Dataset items
===============

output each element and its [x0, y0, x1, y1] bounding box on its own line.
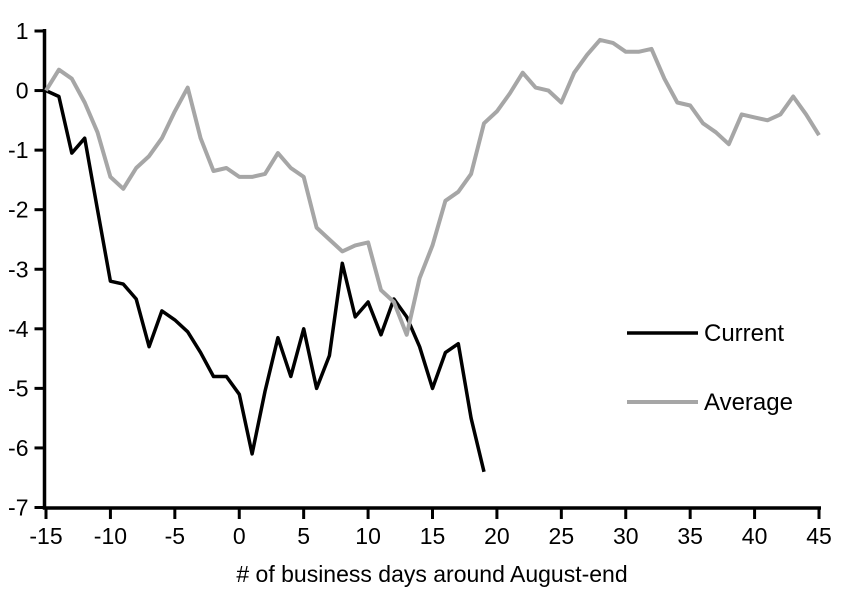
x-tick-label: 15 [420, 523, 446, 549]
x-axis-ticks: -15 -10 -5 0 5 10 15 20 25 30 35 40 45 [29, 508, 832, 549]
x-tick-label: 0 [233, 523, 246, 549]
x-tick-label: -10 [94, 523, 127, 549]
x-tick-label: -15 [29, 523, 62, 549]
legend-label-average: Average [704, 389, 793, 416]
y-tick-label: -7 [8, 495, 28, 521]
legend-label-current: Current [704, 320, 784, 347]
y-tick-label: -6 [8, 435, 28, 461]
x-tick-label: 30 [613, 523, 639, 549]
y-tick-label: -3 [8, 256, 28, 282]
y-tick-label: -5 [8, 375, 28, 401]
x-tick-label: 20 [484, 523, 510, 549]
y-axis-ticks: 1 0 -1 -2 -3 -4 -5 -6 -7 [8, 18, 45, 521]
x-axis-title: # of business days around August-end [236, 561, 627, 587]
x-tick-label: 40 [742, 523, 768, 549]
legend: Current Average [627, 320, 793, 416]
y-tick-label: -4 [8, 316, 29, 342]
current-line-series [45, 89, 486, 473]
x-tick-label: -5 [165, 523, 185, 549]
y-tick-label: -2 [8, 197, 28, 223]
series-layer [44, 37, 821, 473]
y-tick-label: -1 [8, 137, 28, 163]
x-tick-label: 25 [549, 523, 575, 549]
average-line-series [44, 37, 821, 337]
x-tick-label: 10 [355, 523, 381, 549]
y-tick-label: 0 [16, 78, 29, 104]
x-tick-label: 5 [297, 523, 310, 549]
x-tick-label: 45 [806, 523, 832, 549]
y-tick-label: 1 [16, 18, 29, 44]
x-tick-label: 35 [677, 523, 703, 549]
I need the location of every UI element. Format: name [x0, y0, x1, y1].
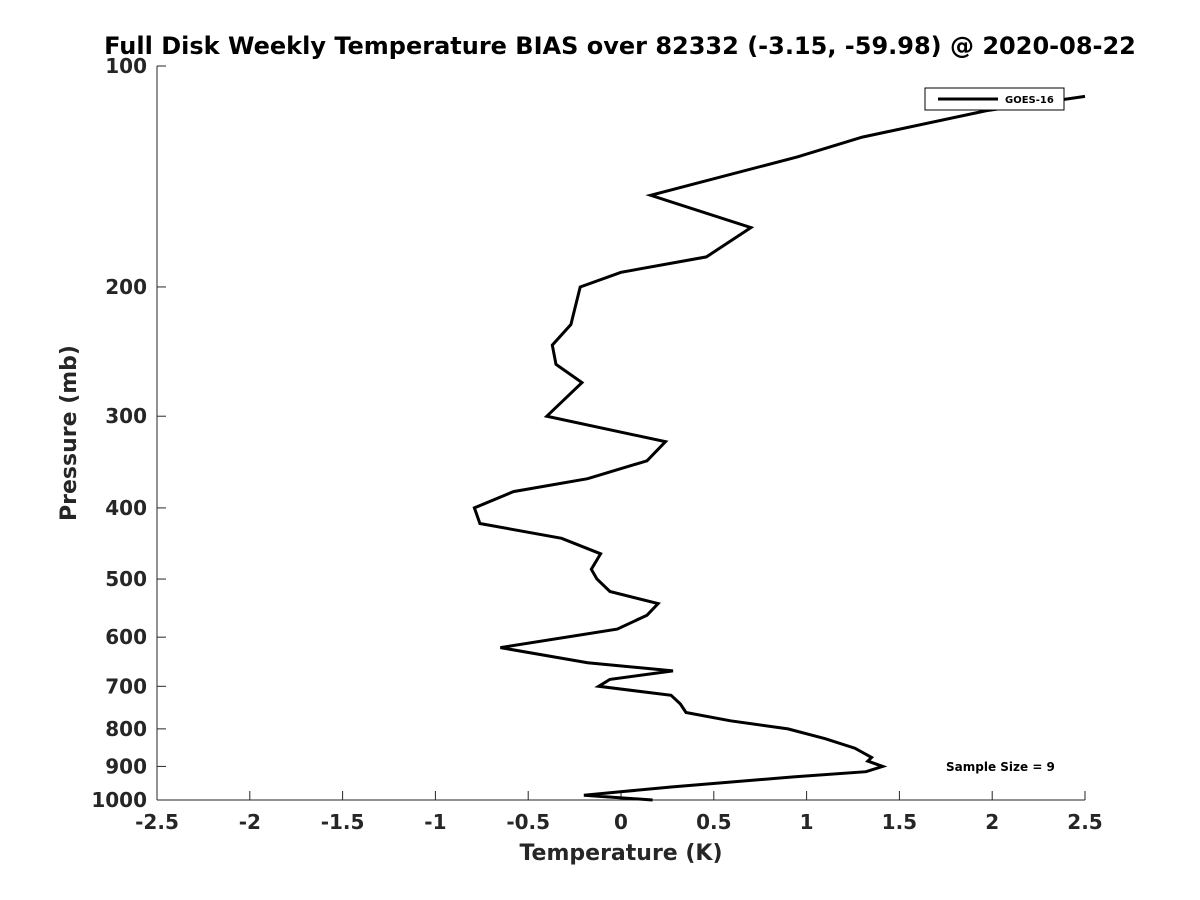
x-tick-label: 1: [800, 810, 814, 834]
y-tick-label: 100: [105, 54, 147, 78]
sample-size-annotation: Sample Size = 9: [946, 760, 1055, 774]
y-tick-label: 500: [105, 567, 147, 591]
x-tick-label: 2.5: [1067, 810, 1102, 834]
legend: GOES-16: [924, 87, 1065, 111]
y-tick-label: 600: [105, 625, 147, 649]
series-layer: [472, 94, 1086, 802]
x-axis-label: Temperature (K): [519, 841, 722, 866]
x-tick-label: -2: [239, 810, 261, 834]
chart-title: Full Disk Weekly Temperature BIAS over 8…: [104, 32, 1136, 60]
y-tick-label: 1000: [91, 788, 147, 812]
y-tick-label: 700: [105, 674, 147, 698]
y-axis-label: Pressure (mb): [57, 345, 82, 521]
legend-label-goes-16: GOES-16: [1005, 95, 1054, 106]
x-tick-label: -0.5: [506, 810, 550, 834]
y-tick-label: 900: [105, 754, 147, 778]
x-tick-label: 0: [614, 810, 628, 834]
y-tick-label: 200: [105, 275, 147, 299]
y-tick-label: 400: [105, 496, 147, 520]
x-tick-label: 2: [985, 810, 999, 834]
x-tick-label: -1: [424, 810, 446, 834]
x-tick-label: -2.5: [135, 810, 179, 834]
x-axis-ticks: -2.5 -2 -1.5 -1 -0.5 0 0.5 1 1.5 2 2.5: [135, 791, 1103, 834]
x-tick-label: 1.5: [882, 810, 917, 834]
y-axis-ticks: 100 200 300 400 500 600 700 800 900 1000: [91, 54, 166, 812]
series-line-goes-16: [472, 94, 1086, 802]
x-tick-label: -1.5: [321, 810, 365, 834]
y-tick-label: 800: [105, 717, 147, 741]
y-tick-label: 300: [105, 404, 147, 428]
x-tick-label: 0.5: [696, 810, 731, 834]
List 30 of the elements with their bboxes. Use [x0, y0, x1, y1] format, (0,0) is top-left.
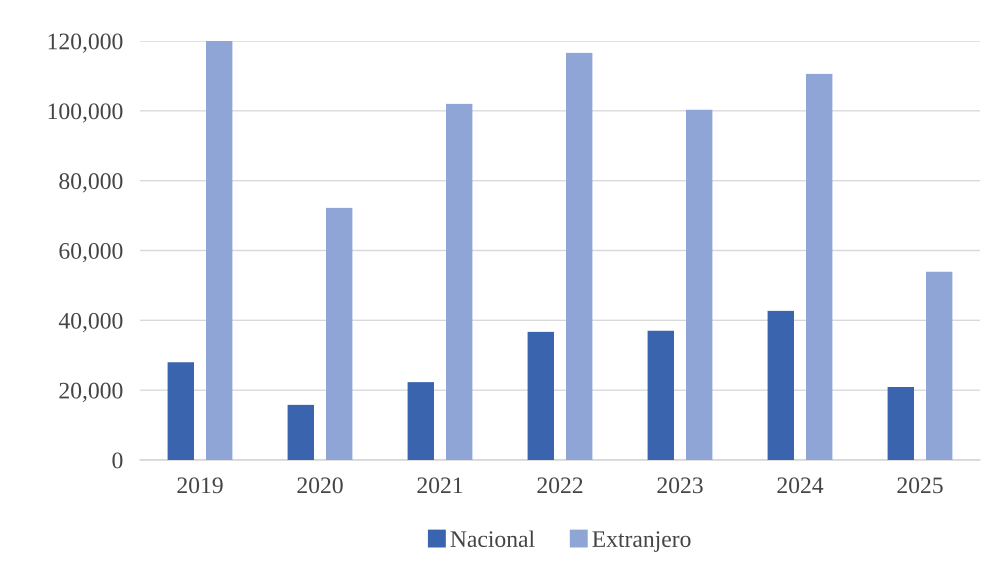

===============

Print all of the entries above again line for line, without any changes, and leave the pictures out.

▸ FINAL RESULT:
output each element and its [x0, y0, x1, y1] bounding box on its own line.
x-tick-label: 15 [420, 523, 446, 549]
x-axis-ticks: -15 -10 -5 0 5 10 15 20 25 30 35 40 45 [29, 508, 832, 549]
x-tick-label: 0 [233, 523, 246, 549]
x-tick-label: -10 [94, 523, 127, 549]
x-tick-label: -15 [29, 523, 62, 549]
legend-label-average: Average [704, 389, 793, 416]
y-tick-label: -7 [8, 495, 28, 521]
legend-label-current: Current [704, 320, 784, 347]
y-tick-label: -6 [8, 435, 28, 461]
x-tick-label: 30 [613, 523, 639, 549]
y-tick-label: -3 [8, 256, 28, 282]
y-tick-label: -5 [8, 375, 28, 401]
x-tick-label: 20 [484, 523, 510, 549]
y-axis-ticks: 1 0 -1 -2 -3 -4 -5 -6 -7 [8, 18, 45, 521]
x-axis-title: # of business days around August-end [236, 561, 627, 587]
x-tick-label: 40 [742, 523, 768, 549]
legend: Current Average [627, 320, 793, 416]
y-tick-label: -4 [8, 316, 29, 342]
current-line-series [45, 89, 486, 473]
x-tick-label: -5 [165, 523, 185, 549]
y-tick-label: -2 [8, 197, 28, 223]
series-layer [44, 37, 821, 473]
y-tick-label: -1 [8, 137, 28, 163]
x-tick-label: 25 [549, 523, 575, 549]
average-line-series [44, 37, 821, 337]
x-tick-label: 10 [355, 523, 381, 549]
y-tick-label: 0 [16, 78, 29, 104]
x-tick-label: 5 [297, 523, 310, 549]
x-tick-label: 45 [806, 523, 832, 549]
y-tick-label: 1 [16, 18, 29, 44]
x-tick-label: 35 [677, 523, 703, 549]
I need the location of every UI element. Format: name [x0, y0, x1, y1].
x-tick-label: 1: [800, 810, 814, 834]
y-tick-label: 100: [105, 54, 147, 78]
sample-size-annotation: Sample Size = 9: [946, 760, 1055, 774]
y-tick-label: 500: [105, 567, 147, 591]
x-tick-label: 2.5: [1067, 810, 1102, 834]
legend: GOES-16: [924, 87, 1065, 111]
y-tick-label: 600: [105, 625, 147, 649]
series-layer: [472, 94, 1086, 802]
x-axis-label: Temperature (K): [519, 841, 722, 866]
x-tick-label: -2: [239, 810, 261, 834]
chart-title: Full Disk Weekly Temperature BIAS over 8…: [104, 32, 1136, 60]
y-tick-label: 1000: [91, 788, 147, 812]
y-tick-label: 700: [105, 674, 147, 698]
y-axis-label: Pressure (mb): [57, 345, 82, 521]
legend-label-goes-16: GOES-16: [1005, 95, 1054, 106]
x-tick-label: -0.5: [506, 810, 550, 834]
y-tick-label: 900: [105, 754, 147, 778]
x-tick-label: 0: [614, 810, 628, 834]
y-tick-label: 200: [105, 275, 147, 299]
y-tick-label: 400: [105, 496, 147, 520]
x-tick-label: 2: [985, 810, 999, 834]
x-tick-label: -1: [424, 810, 446, 834]
x-tick-label: -2.5: [135, 810, 179, 834]
x-axis-ticks: -2.5 -2 -1.5 -1 -0.5 0 0.5 1 1.5 2 2.5: [135, 791, 1103, 834]
x-tick-label: 1.5: [882, 810, 917, 834]
y-axis-ticks: 100 200 300 400 500 600 700 800 900 1000: [91, 54, 166, 812]
series-line-goes-16: [472, 94, 1086, 802]
x-tick-label: -1.5: [321, 810, 365, 834]
y-tick-label: 800: [105, 717, 147, 741]
y-tick-label: 300: [105, 404, 147, 428]
x-tick-label: 0.5: [696, 810, 731, 834]
List 30 of the elements with their bboxes. Use [x0, y0, x1, y1] format, (0,0) is top-left.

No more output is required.